(A run of records)
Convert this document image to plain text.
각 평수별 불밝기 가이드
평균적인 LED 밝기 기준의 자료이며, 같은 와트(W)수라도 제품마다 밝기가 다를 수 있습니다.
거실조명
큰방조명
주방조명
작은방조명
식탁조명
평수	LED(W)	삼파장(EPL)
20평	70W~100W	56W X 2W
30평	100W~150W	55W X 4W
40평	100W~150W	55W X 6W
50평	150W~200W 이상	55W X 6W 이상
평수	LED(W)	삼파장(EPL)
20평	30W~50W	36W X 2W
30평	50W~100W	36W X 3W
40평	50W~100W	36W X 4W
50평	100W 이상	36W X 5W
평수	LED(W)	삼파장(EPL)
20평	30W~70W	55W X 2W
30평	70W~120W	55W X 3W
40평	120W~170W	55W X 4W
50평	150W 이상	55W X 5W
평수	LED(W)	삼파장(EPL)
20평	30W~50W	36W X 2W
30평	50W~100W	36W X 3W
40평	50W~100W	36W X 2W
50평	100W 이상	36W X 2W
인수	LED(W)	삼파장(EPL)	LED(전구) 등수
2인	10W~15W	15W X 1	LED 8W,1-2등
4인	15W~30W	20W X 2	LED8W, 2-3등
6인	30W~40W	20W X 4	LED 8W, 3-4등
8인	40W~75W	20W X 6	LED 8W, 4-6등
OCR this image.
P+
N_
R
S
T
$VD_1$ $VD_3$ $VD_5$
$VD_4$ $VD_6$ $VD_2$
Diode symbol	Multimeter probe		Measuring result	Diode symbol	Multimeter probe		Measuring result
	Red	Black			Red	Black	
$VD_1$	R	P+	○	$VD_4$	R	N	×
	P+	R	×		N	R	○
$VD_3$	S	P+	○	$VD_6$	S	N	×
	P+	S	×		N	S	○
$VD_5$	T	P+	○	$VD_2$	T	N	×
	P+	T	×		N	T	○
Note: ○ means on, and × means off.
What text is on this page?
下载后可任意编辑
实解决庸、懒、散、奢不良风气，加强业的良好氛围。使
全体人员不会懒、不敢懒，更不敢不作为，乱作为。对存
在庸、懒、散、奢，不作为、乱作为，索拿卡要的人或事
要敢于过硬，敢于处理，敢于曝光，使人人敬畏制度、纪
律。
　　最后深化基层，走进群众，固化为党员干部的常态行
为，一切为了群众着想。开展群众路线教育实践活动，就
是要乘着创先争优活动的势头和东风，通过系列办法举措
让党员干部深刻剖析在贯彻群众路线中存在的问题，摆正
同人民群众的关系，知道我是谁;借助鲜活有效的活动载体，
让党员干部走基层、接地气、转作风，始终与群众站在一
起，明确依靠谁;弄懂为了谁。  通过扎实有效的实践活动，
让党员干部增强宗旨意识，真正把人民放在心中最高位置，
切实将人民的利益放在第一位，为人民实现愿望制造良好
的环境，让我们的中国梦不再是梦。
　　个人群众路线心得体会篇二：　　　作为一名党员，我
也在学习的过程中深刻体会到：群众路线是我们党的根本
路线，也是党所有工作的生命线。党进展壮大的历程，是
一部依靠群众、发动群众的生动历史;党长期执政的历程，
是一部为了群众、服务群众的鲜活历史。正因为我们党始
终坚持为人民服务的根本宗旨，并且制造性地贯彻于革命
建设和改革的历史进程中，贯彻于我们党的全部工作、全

▶ [PROBLEM DESCRIPTION] Select the lines that carry the string "image" and copy them.

▶ [EXERCISE RESPONSE]
Convert this document image to plain text.
OCR this image.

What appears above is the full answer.